Dataset records
"""

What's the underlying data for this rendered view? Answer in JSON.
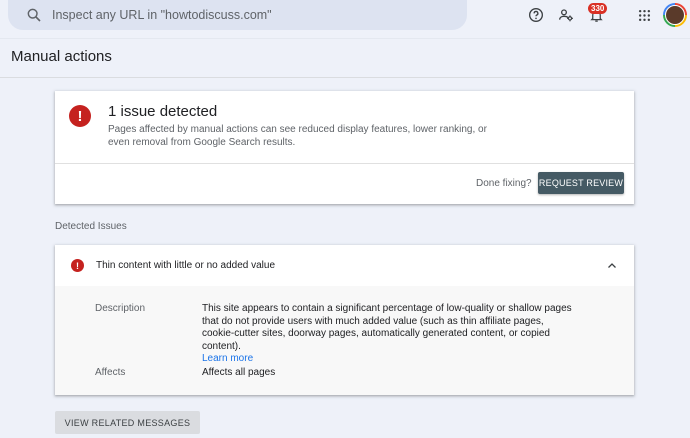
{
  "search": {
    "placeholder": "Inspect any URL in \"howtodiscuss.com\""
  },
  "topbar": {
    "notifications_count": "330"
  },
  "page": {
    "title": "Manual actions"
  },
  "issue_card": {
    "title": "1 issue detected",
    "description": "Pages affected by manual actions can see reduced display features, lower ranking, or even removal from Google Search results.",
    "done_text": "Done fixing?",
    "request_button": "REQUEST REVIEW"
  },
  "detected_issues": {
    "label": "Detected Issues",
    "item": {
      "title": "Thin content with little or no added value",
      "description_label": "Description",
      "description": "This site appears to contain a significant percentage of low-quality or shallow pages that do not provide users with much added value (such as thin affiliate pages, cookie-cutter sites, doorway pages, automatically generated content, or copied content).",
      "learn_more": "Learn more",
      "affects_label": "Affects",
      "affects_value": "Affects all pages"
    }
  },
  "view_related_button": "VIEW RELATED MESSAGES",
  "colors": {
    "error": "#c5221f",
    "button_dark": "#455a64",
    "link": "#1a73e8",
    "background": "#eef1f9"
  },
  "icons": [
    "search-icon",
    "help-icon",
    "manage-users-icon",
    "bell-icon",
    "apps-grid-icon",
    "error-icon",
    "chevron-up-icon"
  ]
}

"""
"""

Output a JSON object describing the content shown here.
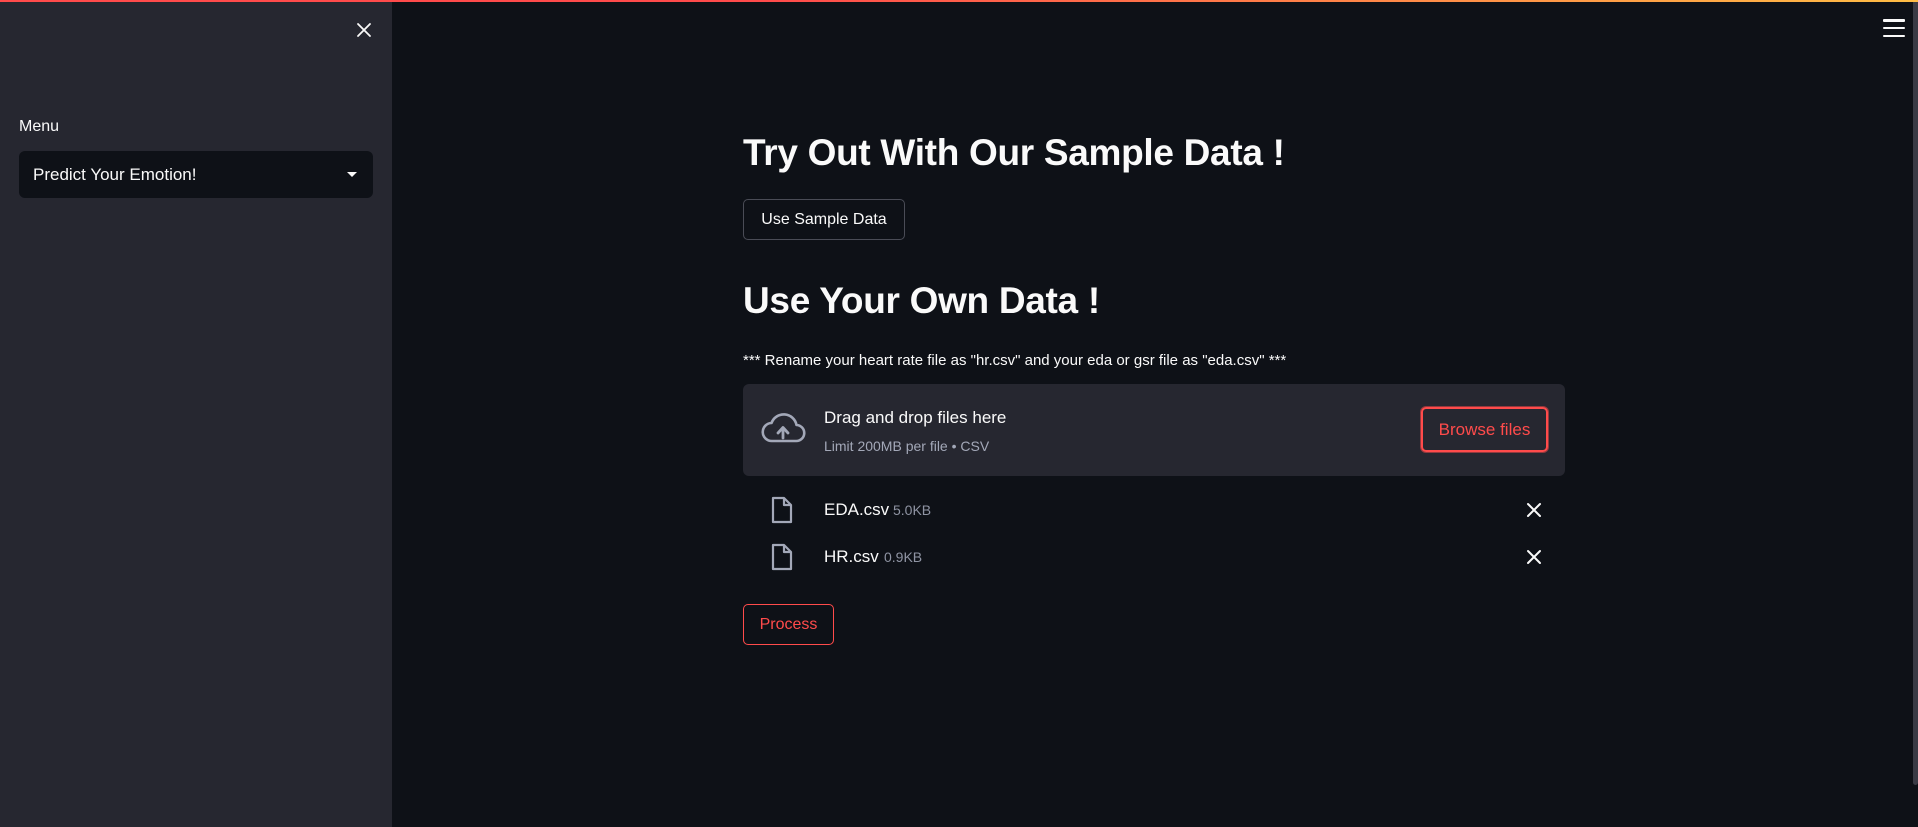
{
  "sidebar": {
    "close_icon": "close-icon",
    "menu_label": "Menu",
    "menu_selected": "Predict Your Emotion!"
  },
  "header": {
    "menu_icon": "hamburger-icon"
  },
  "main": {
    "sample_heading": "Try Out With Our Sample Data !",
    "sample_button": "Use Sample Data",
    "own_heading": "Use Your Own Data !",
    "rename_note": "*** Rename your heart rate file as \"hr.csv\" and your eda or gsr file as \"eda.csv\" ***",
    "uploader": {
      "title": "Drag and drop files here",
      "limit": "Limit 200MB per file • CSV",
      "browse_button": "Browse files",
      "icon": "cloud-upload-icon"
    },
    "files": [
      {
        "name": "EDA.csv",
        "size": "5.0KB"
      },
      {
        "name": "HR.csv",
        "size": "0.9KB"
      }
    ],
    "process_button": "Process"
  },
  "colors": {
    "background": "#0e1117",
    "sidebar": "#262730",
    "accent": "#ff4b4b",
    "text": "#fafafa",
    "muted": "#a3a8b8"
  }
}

"""
"""

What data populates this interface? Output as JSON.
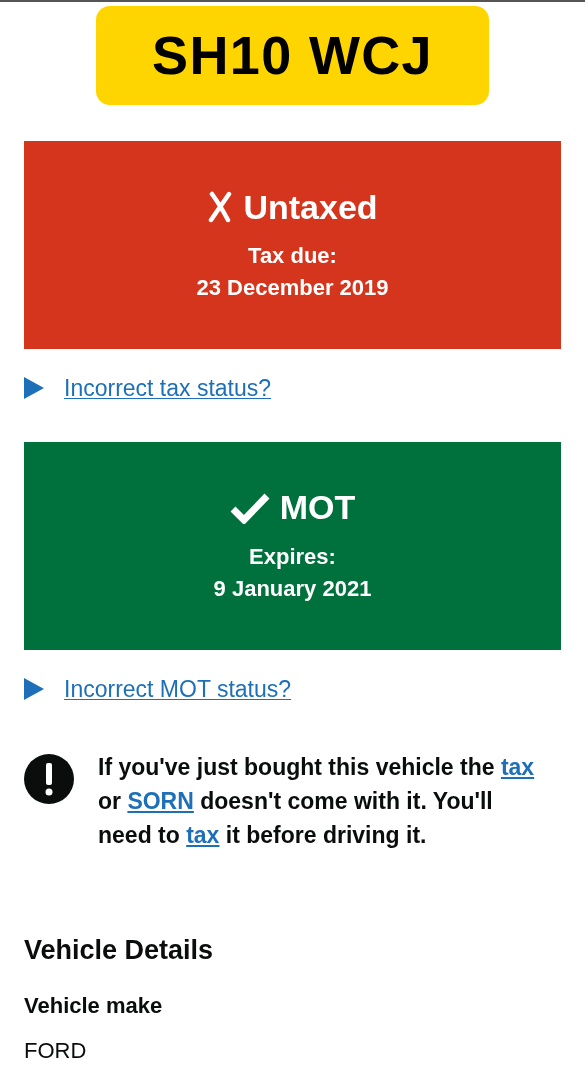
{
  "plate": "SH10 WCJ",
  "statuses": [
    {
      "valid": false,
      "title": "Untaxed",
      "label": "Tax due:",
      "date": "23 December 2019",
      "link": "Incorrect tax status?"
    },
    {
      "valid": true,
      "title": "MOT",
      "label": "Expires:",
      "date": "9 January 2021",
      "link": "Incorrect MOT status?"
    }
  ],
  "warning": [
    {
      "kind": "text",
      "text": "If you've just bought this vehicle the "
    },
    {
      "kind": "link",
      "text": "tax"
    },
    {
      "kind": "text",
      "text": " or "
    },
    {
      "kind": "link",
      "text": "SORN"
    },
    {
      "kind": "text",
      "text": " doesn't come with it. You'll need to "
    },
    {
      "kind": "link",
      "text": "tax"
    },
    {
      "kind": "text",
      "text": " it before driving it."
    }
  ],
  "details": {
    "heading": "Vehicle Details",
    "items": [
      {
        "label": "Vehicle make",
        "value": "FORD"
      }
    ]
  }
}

"""

Tally how many lines of the data include the word "files". Write the number and nothing else.

3